▶ **Aim**
Each line that holds the word "挑肥拣瘦" counts once; give the total for the records below and nothing else.

▶ **Data for this exercise**
:::::

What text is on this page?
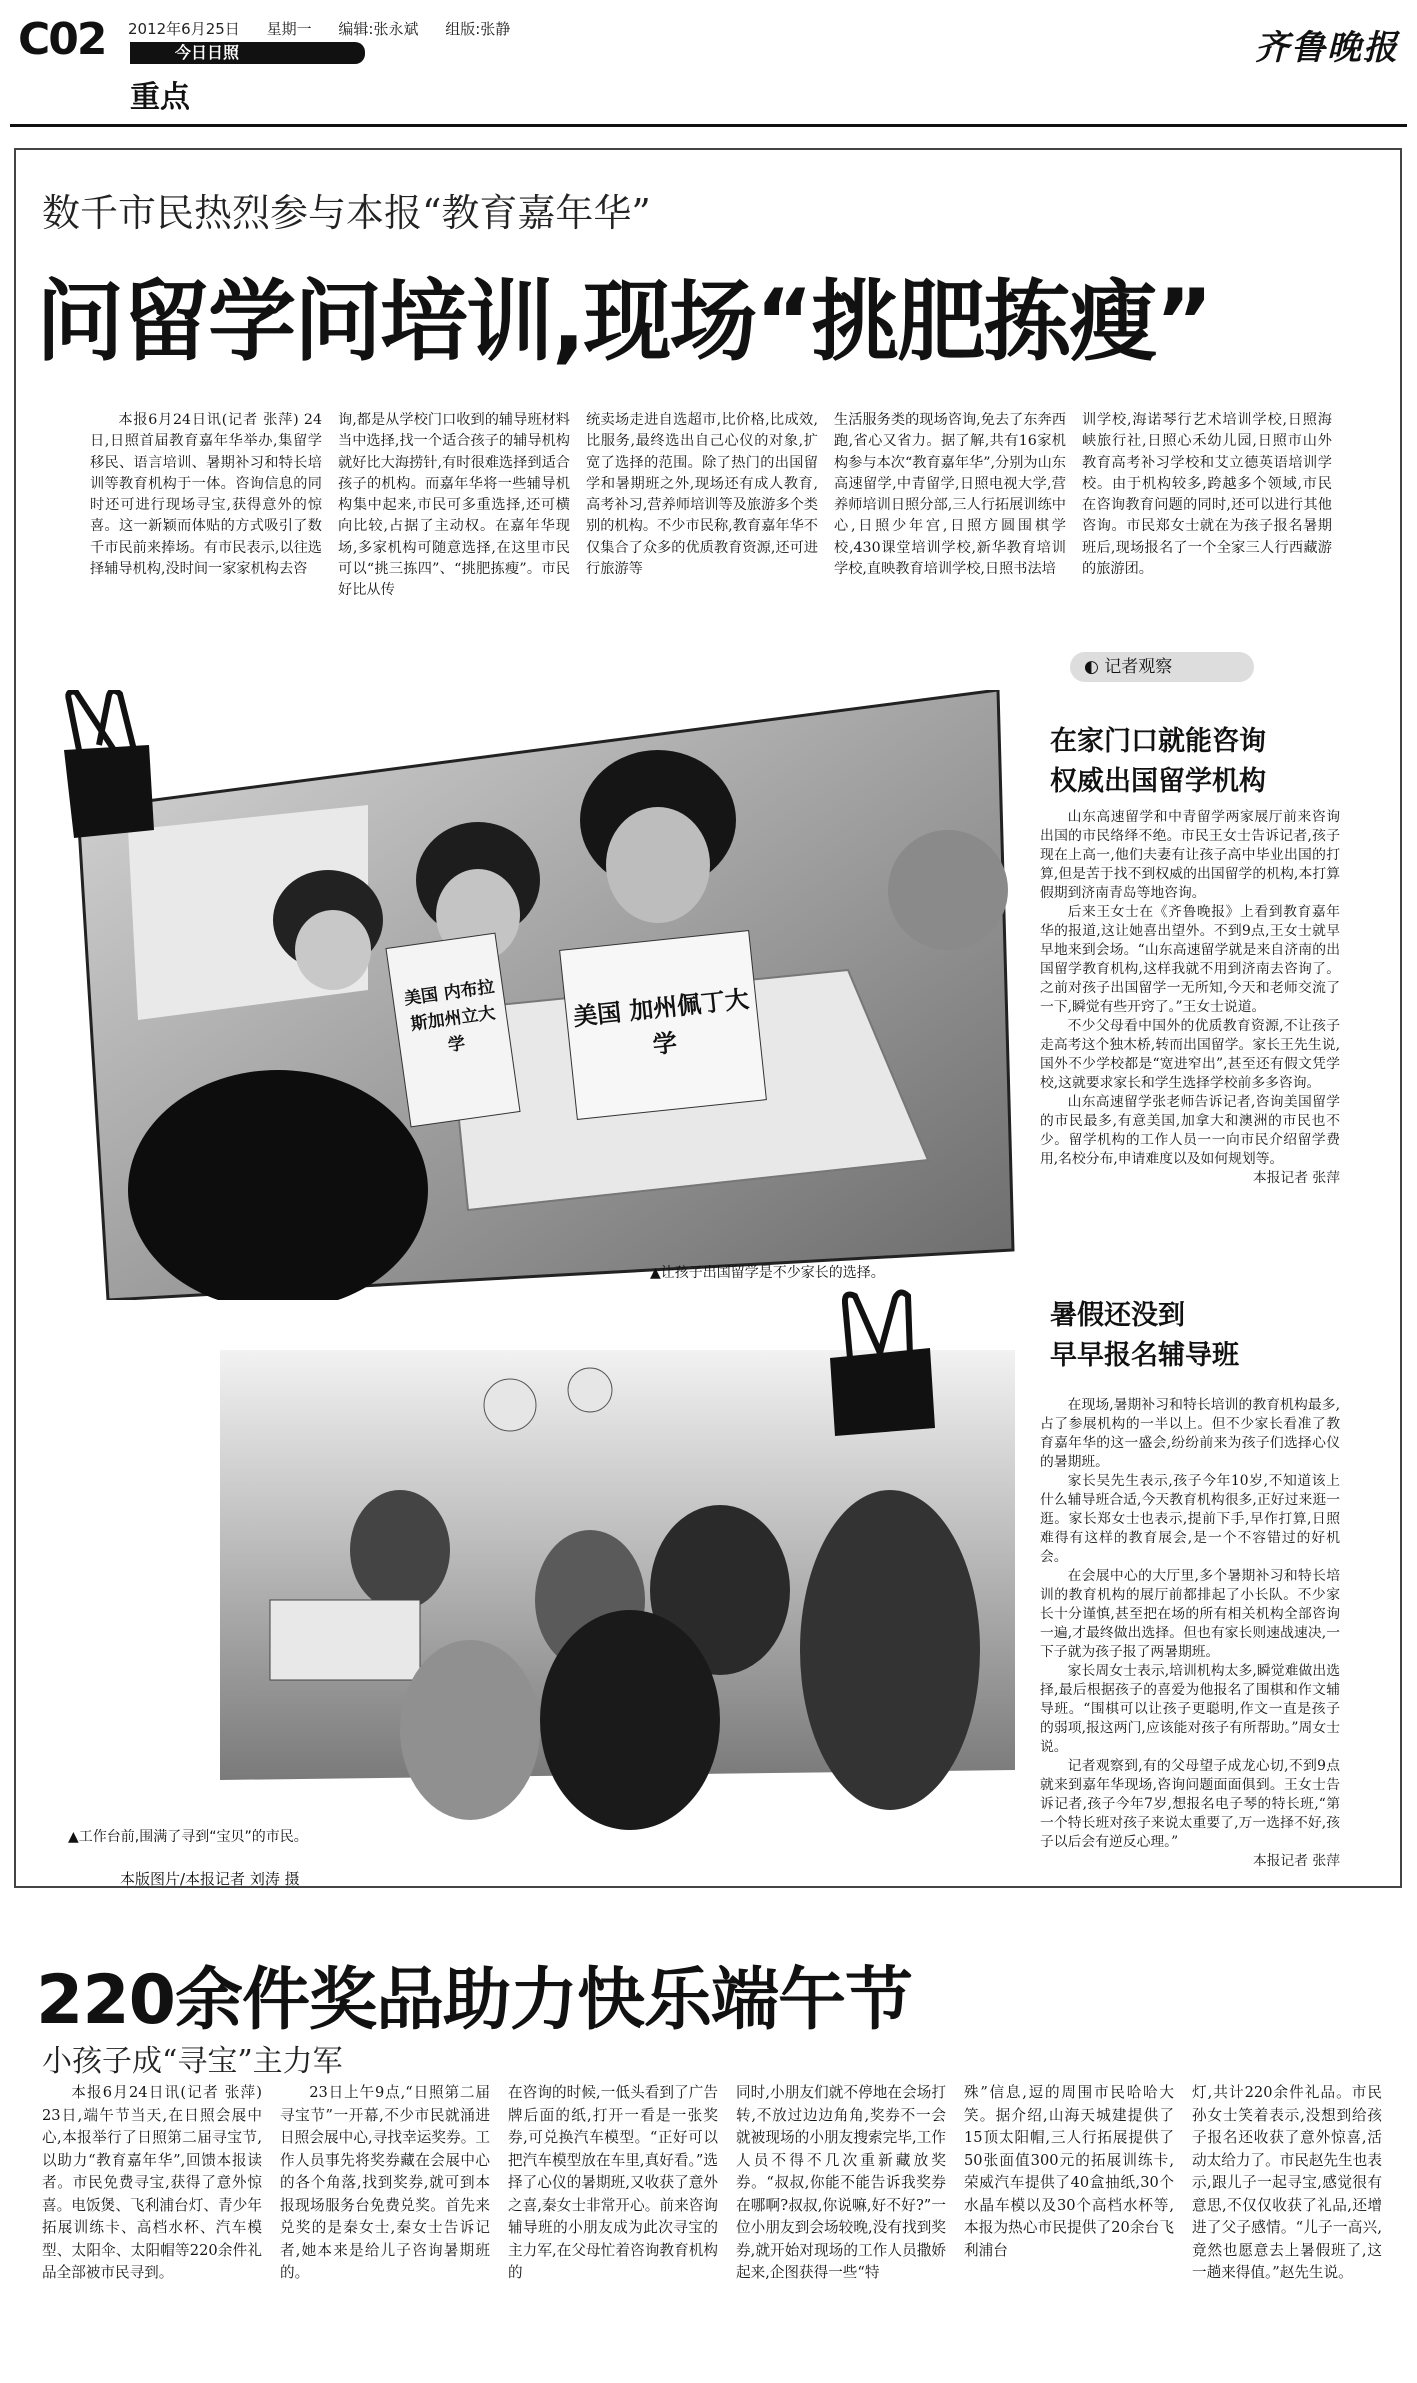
C02 2012年6月25日 星期一 编辑:张永斌 组版:张静
今日日照
重点
齐鲁晚报
数千市民热烈参与本报“教育嘉年华”
问留学问培训,现场“挑肥拣瘦”

本报6月24日讯(记者 张萍) 24日,日照首届教育嘉年华举办,集留学移民、语言培训、暑期补习和特长培训等教育机构于一体。咨询信息的同时还可进行现场寻宝,获得意外的惊喜。这一新颖而体贴的方式吸引了数千市民前来捧场。有市民表示,以往选择辅导机构,没时间一家家机构去咨

询,都是从学校门口收到的辅导班材料当中选择,找一个适合孩子的辅导机构就好比大海捞针,有时很难选择到适合孩子的机构。而嘉年华将一些辅导机构集中起来,市民可多重选择,还可横向比较,占据了主动权。在嘉年华现场,多家机构可随意选择,在这里市民可以“挑三拣四”、“挑肥拣瘦”。市民好比从传

统卖场走进自选超市,比价格,比成效,比服务,最终选出自己心仪的对象,扩宽了选择的范围。除了热门的出国留学和暑期班之外,现场还有成人教育,高考补习,营养师培训等及旅游多个类别的机构。不少市民称,教育嘉年华不仅集合了众多的优质教育资源,还可进行旅游等

生活服务类的现场咨询,免去了东奔西跑,省心又省力。据了解,共有16家机构参与本次“教育嘉年华”,分别为山东高速留学,中青留学,日照电视大学,营养师培训日照分部,三人行拓展训练中心,日照少年宫,日照方圆围棋学校,430课堂培训学校,新华教育培训学校,直映教育培训学校,日照书法培

训学校,海诺琴行艺术培训学校,日照海峡旅行社,日照心禾幼儿园,日照市山外教育高考补习学校和艾立德英语培训学校。由于机构较多,跨越多个领域,市民在咨询教育问题的同时,还可以进行其他咨询。市民郑女士就在为孩子报名暑期班后,现场报名了一个全家三人行西藏游的旅游团。

美国 内布拉斯加州立大学
美国 加州佩丁大学
▲让孩子出国留学是不少家长的选择。
▲工作台前,围满了寻到“宝贝”的市民。
本版图片/本报记者 刘涛 摄
◐ 记者观察
在家门口就能咨询
权威出国留学机构

山东高速留学和中青留学两家展厅前来咨询出国的市民络绎不绝。市民王女士告诉记者,孩子现在上高一,他们夫妻有让孩子高中毕业出国的打算,但是苦于找不到权威的出国留学的机构,本打算假期到济南青岛等地咨询。

后来王女士在《齐鲁晚报》上看到教育嘉年华的报道,这让她喜出望外。不到9点,王女士就早早地来到会场。“山东高速留学就是来自济南的出国留学教育机构,这样我就不用到济南去咨询了。之前对孩子出国留学一无所知,今天和老师交流了一下,瞬觉有些开窍了。”王女士说道。

不少父母看中国外的优质教育资源,不让孩子走高考这个独木桥,转而出国留学。家长王先生说,国外不少学校都是“宽进窄出”,甚至还有假文凭学校,这就要求家长和学生选择学校前多多咨询。

山东高速留学张老师告诉记者,咨询美国留学的市民最多,有意美国,加拿大和澳洲的市民也不少。留学机构的工作人员一一向市民介绍留学费用,名校分布,申请难度以及如何规划等。

本报记者 张萍

暑假还没到
早早报名辅导班

在现场,暑期补习和特长培训的教育机构最多,占了参展机构的一半以上。但不少家长看准了教育嘉年华的这一盛会,纷纷前来为孩子们选择心仪的暑期班。

家长吴先生表示,孩子今年10岁,不知道该上什么辅导班合适,今天教育机构很多,正好过来逛一逛。家长郑女士也表示,提前下手,早作打算,日照难得有这样的教育展会,是一个不容错过的好机会。

在会展中心的大厅里,多个暑期补习和特长培训的教育机构的展厅前都排起了小长队。不少家长十分谨慎,甚至把在场的所有相关机构全部咨询一遍,才最终做出选择。但也有家长则速战速决,一下子就为孩子报了两暑期班。

家长周女士表示,培训机构太多,瞬觉难做出选择,最后根据孩子的喜爱为他报名了围棋和作文辅导班。“围棋可以让孩子更聪明,作文一直是孩子的弱项,报这两门,应该能对孩子有所帮助。”周女士说。

记者观察到,有的父母望子成龙心切,不到9点就来到嘉年华现场,咨询问题面面俱到。王女士告诉记者,孩子今年7岁,想报名电子琴的特长班,“第一个特长班对孩子来说太重要了,万一选择不好,孩子以后会有逆反心理。”

本报记者 张萍

220余件奖品助力快乐端午节
小孩子成“寻宝”主力军

本报6月24日讯(记者 张萍) 23日,端午节当天,在日照会展中心,本报举行了日照第二届寻宝节,以助力“教育嘉年华”,回馈本报读者。市民免费寻宝,获得了意外惊喜。电饭煲、飞利浦台灯、青少年拓展训练卡、高档水杯、汽车模型、太阳伞、太阳帽等220余件礼品全部被市民寻到。

23日上午9点,“日照第二届寻宝节”一开幕,不少市民就涌进日照会展中心,寻找幸运奖券。工作人员事先将奖券藏在会展中心的各个角落,找到奖券,就可到本报现场服务台免费兑奖。首先来兑奖的是秦女士,秦女士告诉记者,她本来是给儿子咨询暑期班的。

在咨询的时候,一低头看到了广告牌后面的纸,打开一看是一张奖券,可兑换汽车模型。“正好可以把汽车模型放在车里,真好看。”选择了心仪的暑期班,又收获了意外之喜,秦女士非常开心。前来咨询辅导班的小朋友成为此次寻宝的主力军,在父母忙着咨询教育机构的

同时,小朋友们就不停地在会场打转,不放过边边角角,奖券不一会就被现场的小朋友搜索完毕,工作人员不得不几次重新藏放奖券。“叔叔,你能不能告诉我奖券在哪啊?叔叔,你说嘛,好不好?”一位小朋友到会场较晚,没有找到奖券,就开始对现场的工作人员撒娇起来,企图获得一些“特

殊”信息,逗的周围市民哈哈大笑。据介绍,山海天城建提供了15顶太阳帽,三人行拓展提供了50张面值300元的拓展训练卡,荣威汽车提供了40盒抽纸,30个水晶车模以及30个高档水杯等,本报为热心市民提供了20余台飞利浦台

灯,共计220余件礼品。市民孙女士笑着表示,没想到给孩子报名还收获了意外惊喜,活动太给力了。市民赵先生也表示,跟儿子一起寻宝,感觉很有意思,不仅仅收获了礼品,还增进了父子感情。“儿子一高兴,竟然也愿意去上暑假班了,这一趟来得值。”赵先生说。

:::::

▶ **Output of the task**
2